■ TASK GOAL: Repeat each record below exactly as given.

■ DATA ROWS:
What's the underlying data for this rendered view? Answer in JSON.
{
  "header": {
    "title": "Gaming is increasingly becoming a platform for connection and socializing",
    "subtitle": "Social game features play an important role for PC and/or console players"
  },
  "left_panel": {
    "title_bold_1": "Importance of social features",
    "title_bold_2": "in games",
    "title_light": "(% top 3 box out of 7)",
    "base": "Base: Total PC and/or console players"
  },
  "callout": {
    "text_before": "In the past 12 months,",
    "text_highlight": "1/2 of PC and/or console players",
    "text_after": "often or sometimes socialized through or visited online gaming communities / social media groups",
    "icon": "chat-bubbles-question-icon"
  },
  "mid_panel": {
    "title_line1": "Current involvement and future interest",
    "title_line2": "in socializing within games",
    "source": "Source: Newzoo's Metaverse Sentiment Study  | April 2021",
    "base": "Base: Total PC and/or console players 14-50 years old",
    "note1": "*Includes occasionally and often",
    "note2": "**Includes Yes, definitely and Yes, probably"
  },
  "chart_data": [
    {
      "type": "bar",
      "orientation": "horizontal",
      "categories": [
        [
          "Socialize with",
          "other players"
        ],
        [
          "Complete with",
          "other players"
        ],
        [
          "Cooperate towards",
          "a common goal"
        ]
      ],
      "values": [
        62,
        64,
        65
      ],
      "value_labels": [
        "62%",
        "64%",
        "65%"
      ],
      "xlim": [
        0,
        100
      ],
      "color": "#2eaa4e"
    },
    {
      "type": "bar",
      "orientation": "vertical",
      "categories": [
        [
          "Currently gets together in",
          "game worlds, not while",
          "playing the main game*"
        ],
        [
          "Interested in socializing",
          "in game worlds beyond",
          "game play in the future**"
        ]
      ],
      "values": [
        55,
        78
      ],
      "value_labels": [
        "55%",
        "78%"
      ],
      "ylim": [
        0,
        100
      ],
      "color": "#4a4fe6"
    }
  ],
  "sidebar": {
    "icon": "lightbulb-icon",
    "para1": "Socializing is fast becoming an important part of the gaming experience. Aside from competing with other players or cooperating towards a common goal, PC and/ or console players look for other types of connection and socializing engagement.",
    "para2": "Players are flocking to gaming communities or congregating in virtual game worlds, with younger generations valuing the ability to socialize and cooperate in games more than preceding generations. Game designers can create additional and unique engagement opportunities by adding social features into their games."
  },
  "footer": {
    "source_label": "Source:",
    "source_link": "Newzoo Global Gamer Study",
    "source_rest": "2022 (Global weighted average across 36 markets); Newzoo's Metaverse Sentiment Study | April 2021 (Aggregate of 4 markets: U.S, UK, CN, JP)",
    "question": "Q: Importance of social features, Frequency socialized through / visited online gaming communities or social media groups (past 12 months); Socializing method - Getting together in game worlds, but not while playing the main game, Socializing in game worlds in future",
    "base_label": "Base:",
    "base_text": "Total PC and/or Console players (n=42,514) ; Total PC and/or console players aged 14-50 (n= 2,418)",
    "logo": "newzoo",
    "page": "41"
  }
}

■ OUTPUT:
What's the underlying data for this rendered view? Answer in JSON.
{
  "header": {
    "title": "Gaming is increasingly becoming a platform for connection and socializing",
    "subtitle": "Social game features play an important role for PC and/or console players"
  },
  "left_panel": {
    "title_bold_1": "Importance of social features",
    "title_bold_2": "in games",
    "title_light": "(% top 3 box out of 7)",
    "base": "Base: Total PC and/or console players"
  },
  "callout": {
    "text_before": "In the past 12 months,",
    "text_highlight": "1/2 of PC and/or console players",
    "text_after": "often or sometimes socialized through or visited online gaming communities / social media groups",
    "icon": "chat-bubbles-question-icon"
  },
  "mid_panel": {
    "title_line1": "Current involvement and future interest",
    "title_line2": "in socializing within games",
    "source": "Source: Newzoo's Metaverse Sentiment Study  | April 2021",
    "base": "Base: Total PC and/or console players 14-50 years old",
    "note1": "*Includes occasionally and often",
    "note2": "**Includes Yes, definitely and Yes, probably"
  },
  "chart_data": [
    {
      "type": "bar",
      "orientation": "horizontal",
      "categories": [
        [
          "Socialize with",
          "other players"
        ],
        [
          "Complete with",
          "other players"
        ],
        [
          "Cooperate towards",
          "a common goal"
        ]
      ],
      "values": [
        62,
        64,
        65
      ],
      "value_labels": [
        "62%",
        "64%",
        "65%"
      ],
      "xlim": [
        0,
        100
      ],
      "color": "#2eaa4e"
    },
    {
      "type": "bar",
      "orientation": "vertical",
      "categories": [
        [
          "Currently gets together in",
          "game worlds, not while",
          "playing the main game*"
        ],
        [
          "Interested in socializing",
          "in game worlds beyond",
          "game play in the future**"
        ]
      ],
      "values": [
        55,
        78
      ],
      "value_labels": [
        "55%",
        "78%"
      ],
      "ylim": [
        0,
        100
      ],
      "color": "#4a4fe6"
    }
  ],
  "sidebar": {
    "icon": "lightbulb-icon",
    "para1": "Socializing is fast becoming an important part of the gaming experience. Aside from competing with other players or cooperating towards a common goal, PC and/ or console players look for other types of connection and socializing engagement.",
    "para2": "Players are flocking to gaming communities or congregating in virtual game worlds, with younger generations valuing the ability to socialize and cooperate in games more than preceding generations. Game designers can create additional and unique engagement opportunities by adding social features into their games."
  },
  "footer": {
    "source_label": "Source:",
    "source_link": "Newzoo Global Gamer Study",
    "source_rest": "2022 (Global weighted average across 36 markets); Newzoo's Metaverse Sentiment Study | April 2021 (Aggregate of 4 markets: U.S, UK, CN, JP)",
    "question": "Q: Importance of social features, Frequency socialized through / visited online gaming communities or social media groups (past 12 months); Socializing method - Getting together in game worlds, but not while playing the main game, Socializing in game worlds in future",
    "base_label": "Base:",
    "base_text": "Total PC and/or Console players (n=42,514) ; Total PC and/or console players aged 14-50 (n= 2,418)",
    "logo": "newzoo",
    "page": "41"
  }
}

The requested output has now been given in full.